[start Input data]

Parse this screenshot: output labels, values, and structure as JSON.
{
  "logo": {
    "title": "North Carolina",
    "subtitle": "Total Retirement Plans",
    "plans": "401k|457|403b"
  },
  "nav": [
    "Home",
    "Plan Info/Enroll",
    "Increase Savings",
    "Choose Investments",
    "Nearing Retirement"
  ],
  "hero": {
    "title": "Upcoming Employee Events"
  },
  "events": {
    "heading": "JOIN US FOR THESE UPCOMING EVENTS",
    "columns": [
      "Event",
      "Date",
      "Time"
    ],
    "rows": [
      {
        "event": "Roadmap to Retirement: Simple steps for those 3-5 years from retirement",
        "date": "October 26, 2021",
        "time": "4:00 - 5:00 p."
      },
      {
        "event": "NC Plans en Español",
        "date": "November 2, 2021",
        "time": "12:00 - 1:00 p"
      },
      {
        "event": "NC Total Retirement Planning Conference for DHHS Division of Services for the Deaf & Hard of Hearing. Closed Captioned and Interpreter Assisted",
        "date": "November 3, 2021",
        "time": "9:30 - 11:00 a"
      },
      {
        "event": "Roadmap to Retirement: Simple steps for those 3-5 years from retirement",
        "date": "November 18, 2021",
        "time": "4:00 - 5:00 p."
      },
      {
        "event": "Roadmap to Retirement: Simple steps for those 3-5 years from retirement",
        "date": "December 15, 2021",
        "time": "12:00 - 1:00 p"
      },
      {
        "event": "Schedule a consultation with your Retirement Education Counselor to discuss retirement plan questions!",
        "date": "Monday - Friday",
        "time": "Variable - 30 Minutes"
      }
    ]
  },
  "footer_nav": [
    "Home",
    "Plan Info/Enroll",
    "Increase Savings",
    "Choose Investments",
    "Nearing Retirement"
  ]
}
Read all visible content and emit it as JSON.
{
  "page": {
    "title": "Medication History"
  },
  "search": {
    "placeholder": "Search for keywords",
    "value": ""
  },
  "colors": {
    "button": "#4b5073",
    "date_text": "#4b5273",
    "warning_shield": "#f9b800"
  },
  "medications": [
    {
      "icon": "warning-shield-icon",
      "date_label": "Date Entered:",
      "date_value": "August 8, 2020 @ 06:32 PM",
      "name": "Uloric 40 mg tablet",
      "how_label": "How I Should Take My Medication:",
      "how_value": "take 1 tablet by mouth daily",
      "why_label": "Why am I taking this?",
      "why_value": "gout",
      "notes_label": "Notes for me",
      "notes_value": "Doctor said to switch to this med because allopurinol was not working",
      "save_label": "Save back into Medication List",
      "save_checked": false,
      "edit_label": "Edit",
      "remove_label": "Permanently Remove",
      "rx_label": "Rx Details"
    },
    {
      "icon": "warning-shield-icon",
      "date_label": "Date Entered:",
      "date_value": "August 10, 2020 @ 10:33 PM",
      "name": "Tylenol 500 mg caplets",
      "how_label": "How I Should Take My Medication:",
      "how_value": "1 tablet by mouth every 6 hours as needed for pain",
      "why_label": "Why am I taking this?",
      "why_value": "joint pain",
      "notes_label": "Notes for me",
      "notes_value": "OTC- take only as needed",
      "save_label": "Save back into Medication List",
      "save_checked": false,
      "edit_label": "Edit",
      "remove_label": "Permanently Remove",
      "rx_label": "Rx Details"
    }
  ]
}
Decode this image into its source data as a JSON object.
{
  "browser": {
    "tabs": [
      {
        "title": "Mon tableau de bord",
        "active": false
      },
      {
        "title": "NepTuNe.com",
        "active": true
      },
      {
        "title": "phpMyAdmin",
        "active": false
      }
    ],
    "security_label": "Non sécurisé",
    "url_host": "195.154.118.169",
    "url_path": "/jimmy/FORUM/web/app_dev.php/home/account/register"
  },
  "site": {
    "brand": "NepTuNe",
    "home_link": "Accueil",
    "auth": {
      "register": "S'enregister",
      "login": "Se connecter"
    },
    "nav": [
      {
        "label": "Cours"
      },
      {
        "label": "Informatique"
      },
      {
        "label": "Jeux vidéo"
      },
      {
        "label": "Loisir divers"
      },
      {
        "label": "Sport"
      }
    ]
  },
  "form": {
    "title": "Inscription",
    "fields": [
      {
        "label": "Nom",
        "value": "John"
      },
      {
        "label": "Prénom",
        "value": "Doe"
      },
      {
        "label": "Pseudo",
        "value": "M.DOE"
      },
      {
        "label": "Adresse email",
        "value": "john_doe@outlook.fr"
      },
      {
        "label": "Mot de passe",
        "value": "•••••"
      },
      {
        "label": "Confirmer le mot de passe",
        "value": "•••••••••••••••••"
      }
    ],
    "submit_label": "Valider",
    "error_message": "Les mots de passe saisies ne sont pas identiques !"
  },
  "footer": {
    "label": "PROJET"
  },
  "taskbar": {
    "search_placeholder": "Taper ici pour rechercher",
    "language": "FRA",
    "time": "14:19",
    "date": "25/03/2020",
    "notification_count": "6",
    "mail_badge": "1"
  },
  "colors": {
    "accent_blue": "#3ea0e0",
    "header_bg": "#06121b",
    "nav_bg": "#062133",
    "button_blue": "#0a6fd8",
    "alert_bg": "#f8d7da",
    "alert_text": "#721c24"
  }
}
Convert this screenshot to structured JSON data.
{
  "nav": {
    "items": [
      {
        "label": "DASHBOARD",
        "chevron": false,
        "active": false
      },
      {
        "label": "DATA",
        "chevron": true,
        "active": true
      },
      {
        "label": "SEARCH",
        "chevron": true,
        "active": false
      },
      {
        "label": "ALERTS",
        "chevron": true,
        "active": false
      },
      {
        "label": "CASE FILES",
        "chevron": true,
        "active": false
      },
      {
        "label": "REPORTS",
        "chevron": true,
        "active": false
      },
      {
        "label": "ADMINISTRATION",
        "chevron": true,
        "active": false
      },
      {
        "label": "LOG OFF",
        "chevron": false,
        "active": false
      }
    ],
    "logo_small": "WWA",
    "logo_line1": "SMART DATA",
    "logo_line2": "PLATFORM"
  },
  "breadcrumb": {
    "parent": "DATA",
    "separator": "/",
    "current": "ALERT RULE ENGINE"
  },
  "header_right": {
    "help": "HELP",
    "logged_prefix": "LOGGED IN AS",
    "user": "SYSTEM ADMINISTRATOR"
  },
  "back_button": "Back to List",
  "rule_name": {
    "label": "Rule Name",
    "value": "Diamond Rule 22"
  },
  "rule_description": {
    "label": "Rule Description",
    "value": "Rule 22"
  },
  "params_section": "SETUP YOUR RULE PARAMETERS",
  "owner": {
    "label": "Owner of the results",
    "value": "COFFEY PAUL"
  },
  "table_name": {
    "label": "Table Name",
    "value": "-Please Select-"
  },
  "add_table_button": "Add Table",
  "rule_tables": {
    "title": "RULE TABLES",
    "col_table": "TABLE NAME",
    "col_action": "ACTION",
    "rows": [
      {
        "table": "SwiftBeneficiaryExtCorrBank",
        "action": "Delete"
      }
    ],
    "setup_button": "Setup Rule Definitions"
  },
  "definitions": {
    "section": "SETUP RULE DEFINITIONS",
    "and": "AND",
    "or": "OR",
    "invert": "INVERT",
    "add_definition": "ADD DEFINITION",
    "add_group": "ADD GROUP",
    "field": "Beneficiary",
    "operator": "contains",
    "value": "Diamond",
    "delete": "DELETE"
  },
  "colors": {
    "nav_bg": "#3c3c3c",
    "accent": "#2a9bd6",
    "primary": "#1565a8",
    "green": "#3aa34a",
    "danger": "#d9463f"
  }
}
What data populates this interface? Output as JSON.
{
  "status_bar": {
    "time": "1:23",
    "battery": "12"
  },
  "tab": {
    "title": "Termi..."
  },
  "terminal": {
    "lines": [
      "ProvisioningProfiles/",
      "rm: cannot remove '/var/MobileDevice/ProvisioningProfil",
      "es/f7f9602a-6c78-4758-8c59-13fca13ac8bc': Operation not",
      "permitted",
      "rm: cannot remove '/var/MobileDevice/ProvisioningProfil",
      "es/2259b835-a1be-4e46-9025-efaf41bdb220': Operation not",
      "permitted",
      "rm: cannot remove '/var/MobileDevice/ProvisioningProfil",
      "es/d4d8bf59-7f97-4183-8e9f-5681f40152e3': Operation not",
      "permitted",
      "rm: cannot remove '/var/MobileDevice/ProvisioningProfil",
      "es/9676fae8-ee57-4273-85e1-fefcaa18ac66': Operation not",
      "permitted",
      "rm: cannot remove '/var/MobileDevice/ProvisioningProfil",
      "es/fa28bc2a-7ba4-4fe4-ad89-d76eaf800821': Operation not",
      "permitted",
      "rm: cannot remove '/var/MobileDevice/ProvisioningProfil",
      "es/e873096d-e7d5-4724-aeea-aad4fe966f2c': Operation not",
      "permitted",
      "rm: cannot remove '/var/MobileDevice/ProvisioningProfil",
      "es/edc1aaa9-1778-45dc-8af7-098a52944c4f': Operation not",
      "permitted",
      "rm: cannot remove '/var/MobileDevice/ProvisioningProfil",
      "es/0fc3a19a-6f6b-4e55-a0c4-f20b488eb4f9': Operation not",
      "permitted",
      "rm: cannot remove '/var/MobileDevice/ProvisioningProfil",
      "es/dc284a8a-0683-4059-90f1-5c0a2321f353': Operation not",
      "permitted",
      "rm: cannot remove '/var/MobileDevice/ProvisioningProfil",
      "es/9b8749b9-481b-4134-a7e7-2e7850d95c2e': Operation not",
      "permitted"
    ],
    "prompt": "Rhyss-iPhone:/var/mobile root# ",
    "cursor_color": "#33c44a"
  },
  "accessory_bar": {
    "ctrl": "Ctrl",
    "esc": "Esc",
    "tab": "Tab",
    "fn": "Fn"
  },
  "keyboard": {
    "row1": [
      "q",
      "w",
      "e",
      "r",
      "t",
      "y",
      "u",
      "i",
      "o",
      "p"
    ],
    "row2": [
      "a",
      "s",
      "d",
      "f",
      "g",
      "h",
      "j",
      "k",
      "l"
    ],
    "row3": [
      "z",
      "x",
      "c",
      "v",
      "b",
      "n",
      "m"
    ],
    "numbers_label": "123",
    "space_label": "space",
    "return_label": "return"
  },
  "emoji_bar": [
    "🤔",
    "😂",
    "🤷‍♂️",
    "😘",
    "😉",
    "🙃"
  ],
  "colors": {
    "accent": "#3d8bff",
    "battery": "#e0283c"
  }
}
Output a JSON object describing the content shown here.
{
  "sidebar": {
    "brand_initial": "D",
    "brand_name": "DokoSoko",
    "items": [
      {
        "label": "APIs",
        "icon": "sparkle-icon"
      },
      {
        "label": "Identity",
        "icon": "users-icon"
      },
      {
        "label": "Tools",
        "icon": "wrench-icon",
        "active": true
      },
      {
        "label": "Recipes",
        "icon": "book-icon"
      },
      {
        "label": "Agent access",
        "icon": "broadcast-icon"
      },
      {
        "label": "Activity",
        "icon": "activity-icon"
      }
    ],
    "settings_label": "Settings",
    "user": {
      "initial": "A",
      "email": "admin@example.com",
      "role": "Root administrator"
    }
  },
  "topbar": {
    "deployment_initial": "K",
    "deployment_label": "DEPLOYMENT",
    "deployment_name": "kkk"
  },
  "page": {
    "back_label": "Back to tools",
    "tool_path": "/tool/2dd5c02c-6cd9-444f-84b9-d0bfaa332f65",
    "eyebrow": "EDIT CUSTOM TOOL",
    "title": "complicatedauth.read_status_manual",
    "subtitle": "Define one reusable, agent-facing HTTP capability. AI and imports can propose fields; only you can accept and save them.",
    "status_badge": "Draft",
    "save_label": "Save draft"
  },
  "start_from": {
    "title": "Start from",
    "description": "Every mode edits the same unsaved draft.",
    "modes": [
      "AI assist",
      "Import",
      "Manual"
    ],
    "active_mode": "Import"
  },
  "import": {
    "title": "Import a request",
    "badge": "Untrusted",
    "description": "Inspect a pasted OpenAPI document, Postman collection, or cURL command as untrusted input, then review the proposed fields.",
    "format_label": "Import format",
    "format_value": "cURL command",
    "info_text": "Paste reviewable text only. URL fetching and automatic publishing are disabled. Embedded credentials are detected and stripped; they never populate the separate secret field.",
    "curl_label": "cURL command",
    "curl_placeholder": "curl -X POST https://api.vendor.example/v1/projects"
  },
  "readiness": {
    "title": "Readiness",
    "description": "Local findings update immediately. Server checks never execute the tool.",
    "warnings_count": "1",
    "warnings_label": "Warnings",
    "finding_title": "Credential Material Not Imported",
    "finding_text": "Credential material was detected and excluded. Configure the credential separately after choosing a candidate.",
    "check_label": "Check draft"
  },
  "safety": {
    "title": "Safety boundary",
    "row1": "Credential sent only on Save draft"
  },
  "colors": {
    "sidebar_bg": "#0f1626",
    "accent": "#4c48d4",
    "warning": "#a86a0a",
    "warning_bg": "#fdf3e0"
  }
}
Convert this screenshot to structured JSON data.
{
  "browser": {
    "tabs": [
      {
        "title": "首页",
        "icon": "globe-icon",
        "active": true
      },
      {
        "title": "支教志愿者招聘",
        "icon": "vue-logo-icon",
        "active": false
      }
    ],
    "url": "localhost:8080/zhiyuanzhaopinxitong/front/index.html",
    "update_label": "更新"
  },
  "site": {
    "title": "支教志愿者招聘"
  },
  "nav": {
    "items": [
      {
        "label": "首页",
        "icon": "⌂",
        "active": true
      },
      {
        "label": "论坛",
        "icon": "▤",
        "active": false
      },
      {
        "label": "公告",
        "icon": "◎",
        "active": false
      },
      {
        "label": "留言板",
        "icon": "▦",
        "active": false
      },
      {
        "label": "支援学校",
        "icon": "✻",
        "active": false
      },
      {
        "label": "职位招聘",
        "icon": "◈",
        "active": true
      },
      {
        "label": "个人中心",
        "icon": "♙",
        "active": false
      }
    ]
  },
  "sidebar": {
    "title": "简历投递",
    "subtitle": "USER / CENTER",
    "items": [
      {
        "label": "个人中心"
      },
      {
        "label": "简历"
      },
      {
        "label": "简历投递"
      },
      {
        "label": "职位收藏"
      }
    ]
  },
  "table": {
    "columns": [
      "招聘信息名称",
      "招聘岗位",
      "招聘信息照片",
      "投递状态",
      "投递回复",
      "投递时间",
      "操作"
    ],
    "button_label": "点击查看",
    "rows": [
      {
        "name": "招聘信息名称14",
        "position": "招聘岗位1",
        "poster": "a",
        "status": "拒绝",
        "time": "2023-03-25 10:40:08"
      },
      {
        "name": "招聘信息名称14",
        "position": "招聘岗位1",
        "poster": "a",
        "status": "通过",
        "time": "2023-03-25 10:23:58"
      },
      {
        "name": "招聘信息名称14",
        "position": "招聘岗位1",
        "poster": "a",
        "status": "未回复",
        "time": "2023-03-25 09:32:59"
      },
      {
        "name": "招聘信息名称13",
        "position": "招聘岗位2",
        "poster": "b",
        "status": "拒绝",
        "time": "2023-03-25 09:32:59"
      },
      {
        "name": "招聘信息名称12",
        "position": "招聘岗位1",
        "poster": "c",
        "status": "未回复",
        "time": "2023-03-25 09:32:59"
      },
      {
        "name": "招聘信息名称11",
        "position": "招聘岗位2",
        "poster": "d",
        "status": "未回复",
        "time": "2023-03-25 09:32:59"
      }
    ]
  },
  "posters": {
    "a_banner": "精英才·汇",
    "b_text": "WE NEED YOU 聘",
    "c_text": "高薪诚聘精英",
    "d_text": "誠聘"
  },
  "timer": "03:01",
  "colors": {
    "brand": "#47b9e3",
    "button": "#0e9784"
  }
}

[end Input data]

**Given exercise:**
Write down the number of lines where the word "Diamond" appears, and nothing further.

**Exercise solution:**
2